Copy the listing verbatim, excluding any images found in it.

Start GIVEN ENTRIES

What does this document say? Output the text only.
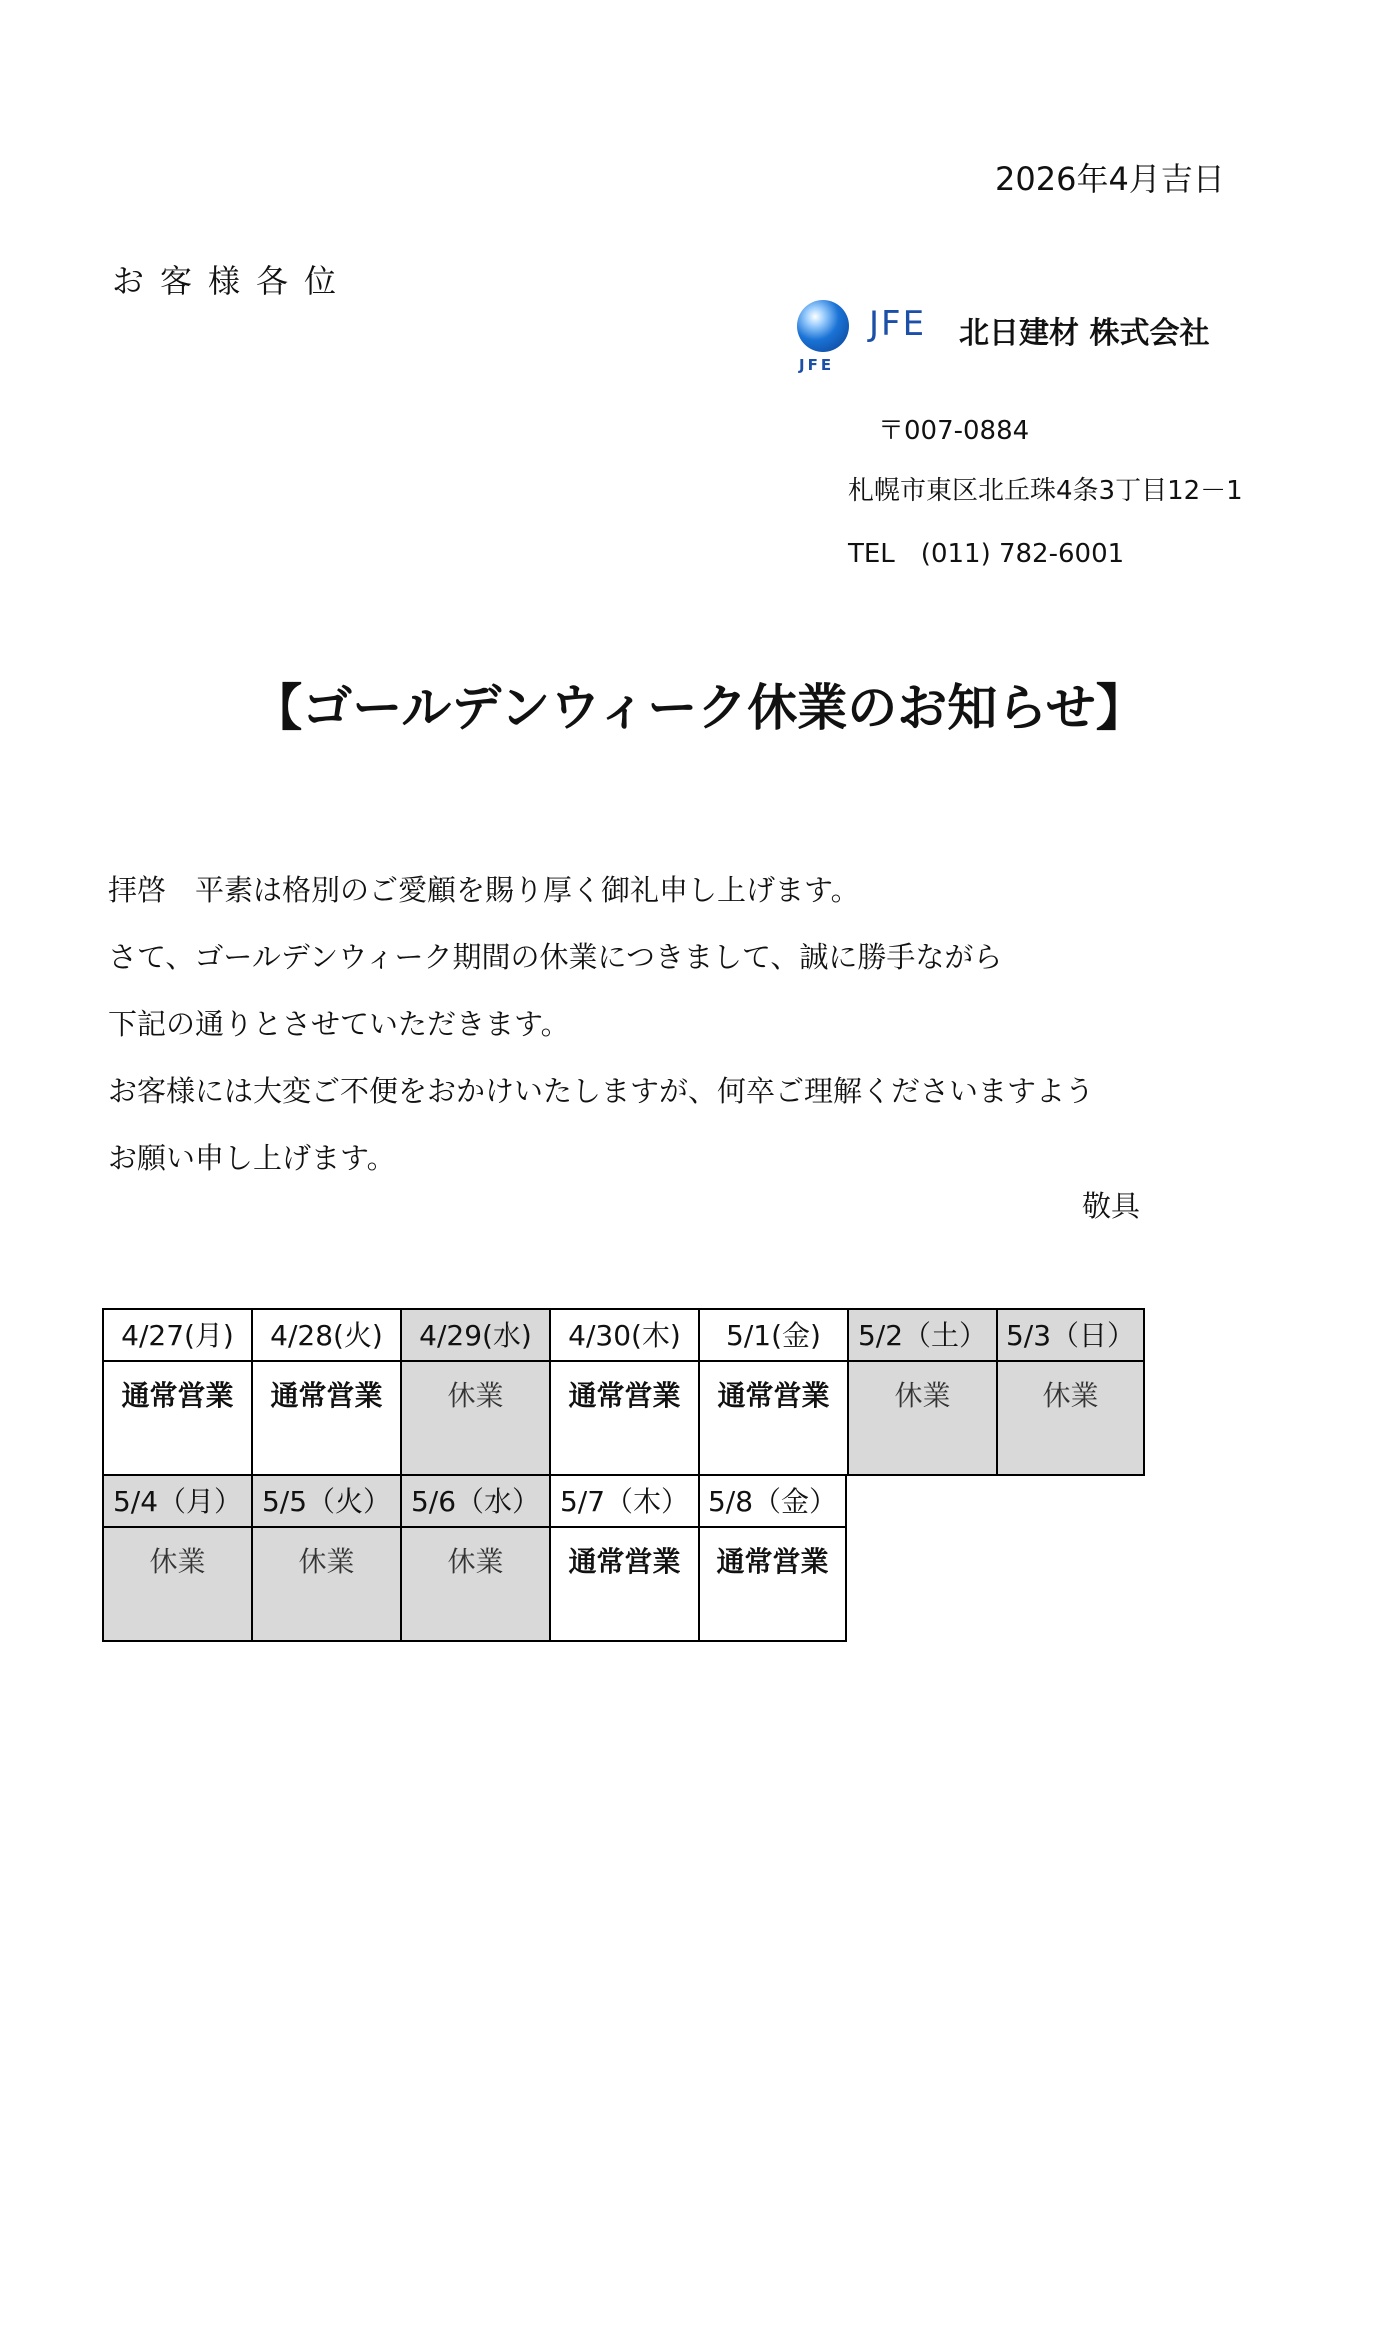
2026年4月吉日
お客様各位
JFE
JFE 北日建材 株式会社
〒007-0884
札幌市東区北丘珠4条3丁目12－1
TEL　(011) 782-6001
【ゴールデンウィーク休業のお知らせ】
拝啓　平素は格別のご愛顧を賜り厚く御礼申し上げます。
さて、ゴールデンウィーク期間の休業につきまして、誠に勝手ながら
下記の通りとさせていただきます。
お客様には大変ご不便をおかけいたしますが、何卒ご理解くださいますよう
お願い申し上げます。
敬具
4/27(月)
通常営業
4/28(火)
通常営業
4/29(水)
休業
4/30(木)
通常営業
5/1(金)
通常営業
5/2（土）
休業
5/3（日）
休業
5/4（月）
休業
5/5（火）
休業
5/6（水）
休業
5/7（木）
通常営業
5/8（金）
通常営業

End GIVEN ENTRIES

TASK RESPONSE:
What does this document say? Output the text only.
2026年4月吉日
お客様各位
JFE
JFE 北日建材 株式会社
〒007-0884
札幌市東区北丘珠4条3丁目12－1
TEL　(011) 782-6001
【ゴールデンウィーク休業のお知らせ】
拝啓　平素は格別のご愛顧を賜り厚く御礼申し上げます。
さて、ゴールデンウィーク期間の休業につきまして、誠に勝手ながら
下記の通りとさせていただきます。
お客様には大変ご不便をおかけいたしますが、何卒ご理解くださいますよう
お願い申し上げます。
敬具
4/27(月)
通常営業
4/28(火)
通常営業
4/29(水)
休業
4/30(木)
通常営業
5/1(金)
通常営業
5/2（土）
休業
5/3（日）
休業
5/4（月）
休業
5/5（火）
休業
5/6（水）
休業
5/7（木）
通常営業
5/8（金）
通常営業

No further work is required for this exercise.